Repeat the whole listing exactly as written.

** Begin Supplied material **

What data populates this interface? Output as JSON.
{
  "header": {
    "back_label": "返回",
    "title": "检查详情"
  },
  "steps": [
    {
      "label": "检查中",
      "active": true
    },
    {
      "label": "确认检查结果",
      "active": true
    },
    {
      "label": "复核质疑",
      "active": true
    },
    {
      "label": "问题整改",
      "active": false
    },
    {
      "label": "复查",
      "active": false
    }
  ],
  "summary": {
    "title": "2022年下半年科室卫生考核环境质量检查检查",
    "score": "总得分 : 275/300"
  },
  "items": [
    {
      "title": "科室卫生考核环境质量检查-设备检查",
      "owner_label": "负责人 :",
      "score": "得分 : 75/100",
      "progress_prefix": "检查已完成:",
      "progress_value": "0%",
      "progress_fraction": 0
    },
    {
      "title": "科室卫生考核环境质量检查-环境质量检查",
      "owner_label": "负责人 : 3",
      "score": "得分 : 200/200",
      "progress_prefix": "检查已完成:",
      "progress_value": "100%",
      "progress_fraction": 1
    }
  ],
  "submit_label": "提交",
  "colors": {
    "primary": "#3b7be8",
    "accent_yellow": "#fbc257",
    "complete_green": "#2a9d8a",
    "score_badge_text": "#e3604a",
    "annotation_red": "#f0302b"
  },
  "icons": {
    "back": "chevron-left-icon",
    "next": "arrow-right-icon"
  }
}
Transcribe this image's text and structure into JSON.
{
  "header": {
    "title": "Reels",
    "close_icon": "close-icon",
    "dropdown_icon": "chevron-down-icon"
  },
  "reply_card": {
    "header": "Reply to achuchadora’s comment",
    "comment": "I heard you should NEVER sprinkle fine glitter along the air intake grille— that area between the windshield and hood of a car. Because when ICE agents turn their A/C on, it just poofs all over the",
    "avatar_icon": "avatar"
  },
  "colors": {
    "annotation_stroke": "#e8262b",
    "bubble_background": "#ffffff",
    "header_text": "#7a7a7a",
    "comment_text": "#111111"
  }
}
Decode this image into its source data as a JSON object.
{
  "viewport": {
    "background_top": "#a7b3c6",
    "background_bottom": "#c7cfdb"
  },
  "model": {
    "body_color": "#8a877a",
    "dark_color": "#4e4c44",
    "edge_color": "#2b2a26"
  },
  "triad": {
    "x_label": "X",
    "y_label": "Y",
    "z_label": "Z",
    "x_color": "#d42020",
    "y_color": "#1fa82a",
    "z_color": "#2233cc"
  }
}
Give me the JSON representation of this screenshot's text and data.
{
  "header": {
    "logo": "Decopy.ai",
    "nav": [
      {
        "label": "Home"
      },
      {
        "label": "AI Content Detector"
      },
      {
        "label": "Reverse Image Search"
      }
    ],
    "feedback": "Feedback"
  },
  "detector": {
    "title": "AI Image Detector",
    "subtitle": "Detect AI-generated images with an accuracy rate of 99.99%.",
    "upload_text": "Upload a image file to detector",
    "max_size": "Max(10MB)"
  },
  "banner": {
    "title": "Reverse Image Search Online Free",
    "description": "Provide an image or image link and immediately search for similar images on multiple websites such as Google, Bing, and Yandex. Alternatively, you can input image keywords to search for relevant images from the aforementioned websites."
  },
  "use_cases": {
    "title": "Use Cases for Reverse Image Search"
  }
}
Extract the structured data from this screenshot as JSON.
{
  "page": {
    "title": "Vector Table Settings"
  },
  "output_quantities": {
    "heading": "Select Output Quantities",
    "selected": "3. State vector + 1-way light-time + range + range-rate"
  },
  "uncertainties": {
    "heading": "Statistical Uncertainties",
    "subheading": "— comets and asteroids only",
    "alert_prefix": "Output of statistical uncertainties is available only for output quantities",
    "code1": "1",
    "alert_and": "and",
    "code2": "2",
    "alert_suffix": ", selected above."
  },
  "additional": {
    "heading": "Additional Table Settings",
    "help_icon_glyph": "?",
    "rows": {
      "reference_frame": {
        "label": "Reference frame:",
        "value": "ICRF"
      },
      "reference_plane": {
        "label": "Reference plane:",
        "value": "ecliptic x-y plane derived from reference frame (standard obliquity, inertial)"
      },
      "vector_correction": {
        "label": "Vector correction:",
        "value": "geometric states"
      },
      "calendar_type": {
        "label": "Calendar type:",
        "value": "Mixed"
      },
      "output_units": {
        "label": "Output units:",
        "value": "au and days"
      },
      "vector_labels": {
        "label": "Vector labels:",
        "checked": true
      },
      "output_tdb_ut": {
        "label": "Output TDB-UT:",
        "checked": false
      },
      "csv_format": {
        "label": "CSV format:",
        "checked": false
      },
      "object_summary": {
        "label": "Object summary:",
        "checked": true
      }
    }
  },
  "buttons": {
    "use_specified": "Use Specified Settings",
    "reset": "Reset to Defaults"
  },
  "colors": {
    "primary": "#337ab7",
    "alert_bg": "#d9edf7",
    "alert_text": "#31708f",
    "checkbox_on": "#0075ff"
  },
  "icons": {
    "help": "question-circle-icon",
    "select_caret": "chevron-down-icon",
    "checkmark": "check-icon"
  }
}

** End Supplied material **

** Reply **
What data populates this interface? Output as JSON.
{
  "header": {
    "back_label": "返回",
    "title": "检查详情"
  },
  "steps": [
    {
      "label": "检查中",
      "active": true
    },
    {
      "label": "确认检查结果",
      "active": true
    },
    {
      "label": "复核质疑",
      "active": true
    },
    {
      "label": "问题整改",
      "active": false
    },
    {
      "label": "复查",
      "active": false
    }
  ],
  "summary": {
    "title": "2022年下半年科室卫生考核环境质量检查检查",
    "score": "总得分 : 275/300"
  },
  "items": [
    {
      "title": "科室卫生考核环境质量检查-设备检查",
      "owner_label": "负责人 :",
      "score": "得分 : 75/100",
      "progress_prefix": "检查已完成:",
      "progress_value": "0%",
      "progress_fraction": 0
    },
    {
      "title": "科室卫生考核环境质量检查-环境质量检查",
      "owner_label": "负责人 : 3",
      "score": "得分 : 200/200",
      "progress_prefix": "检查已完成:",
      "progress_value": "100%",
      "progress_fraction": 1
    }
  ],
  "submit_label": "提交",
  "colors": {
    "primary": "#3b7be8",
    "accent_yellow": "#fbc257",
    "complete_green": "#2a9d8a",
    "score_badge_text": "#e3604a",
    "annotation_red": "#f0302b"
  },
  "icons": {
    "back": "chevron-left-icon",
    "next": "arrow-right-icon"
  }
}
Transcribe this image's text and structure into JSON.
{
  "header": {
    "title": "Reels",
    "close_icon": "close-icon",
    "dropdown_icon": "chevron-down-icon"
  },
  "reply_card": {
    "header": "Reply to achuchadora’s comment",
    "comment": "I heard you should NEVER sprinkle fine glitter along the air intake grille— that area between the windshield and hood of a car. Because when ICE agents turn their A/C on, it just poofs all over the",
    "avatar_icon": "avatar"
  },
  "colors": {
    "annotation_stroke": "#e8262b",
    "bubble_background": "#ffffff",
    "header_text": "#7a7a7a",
    "comment_text": "#111111"
  }
}
Decode this image into its source data as a JSON object.
{
  "viewport": {
    "background_top": "#a7b3c6",
    "background_bottom": "#c7cfdb"
  },
  "model": {
    "body_color": "#8a877a",
    "dark_color": "#4e4c44",
    "edge_color": "#2b2a26"
  },
  "triad": {
    "x_label": "X",
    "y_label": "Y",
    "z_label": "Z",
    "x_color": "#d42020",
    "y_color": "#1fa82a",
    "z_color": "#2233cc"
  }
}
Give me the JSON representation of this screenshot's text and data.
{
  "header": {
    "logo": "Decopy.ai",
    "nav": [
      {
        "label": "Home"
      },
      {
        "label": "AI Content Detector"
      },
      {
        "label": "Reverse Image Search"
      }
    ],
    "feedback": "Feedback"
  },
  "detector": {
    "title": "AI Image Detector",
    "subtitle": "Detect AI-generated images with an accuracy rate of 99.99%.",
    "upload_text": "Upload a image file to detector",
    "max_size": "Max(10MB)"
  },
  "banner": {
    "title": "Reverse Image Search Online Free",
    "description": "Provide an image or image link and immediately search for similar images on multiple websites such as Google, Bing, and Yandex. Alternatively, you can input image keywords to search for relevant images from the aforementioned websites."
  },
  "use_cases": {
    "title": "Use Cases for Reverse Image Search"
  }
}
Extract the structured data from this screenshot as JSON.
{
  "page": {
    "title": "Vector Table Settings"
  },
  "output_quantities": {
    "heading": "Select Output Quantities",
    "selected": "3. State vector + 1-way light-time + range + range-rate"
  },
  "uncertainties": {
    "heading": "Statistical Uncertainties",
    "subheading": "— comets and asteroids only",
    "alert_prefix": "Output of statistical uncertainties is available only for output quantities",
    "code1": "1",
    "alert_and": "and",
    "code2": "2",
    "alert_suffix": ", selected above."
  },
  "additional": {
    "heading": "Additional Table Settings",
    "help_icon_glyph": "?",
    "rows": {
      "reference_frame": {
        "label": "Reference frame:",
        "value": "ICRF"
      },
      "reference_plane": {
        "label": "Reference plane:",
        "value": "ecliptic x-y plane derived from reference frame (standard obliquity, inertial)"
      },
      "vector_correction": {
        "label": "Vector correction:",
        "value": "geometric states"
      },
      "calendar_type": {
        "label": "Calendar type:",
        "value": "Mixed"
      },
      "output_units": {
        "label": "Output units:",
        "value": "au and days"
      },
      "vector_labels": {
        "label": "Vector labels:",
        "checked": true
      },
      "output_tdb_ut": {
        "label": "Output TDB-UT:",
        "checked": false
      },
      "csv_format": {
        "label": "CSV format:",
        "checked": false
      },
      "object_summary": {
        "label": "Object summary:",
        "checked": true
      }
    }
  },
  "buttons": {
    "use_specified": "Use Specified Settings",
    "reset": "Reset to Defaults"
  },
  "colors": {
    "primary": "#337ab7",
    "alert_bg": "#d9edf7",
    "alert_text": "#31708f",
    "checkbox_on": "#0075ff"
  },
  "icons": {
    "help": "question-circle-icon",
    "select_caret": "chevron-down-icon",
    "checkmark": "check-icon"
  }
}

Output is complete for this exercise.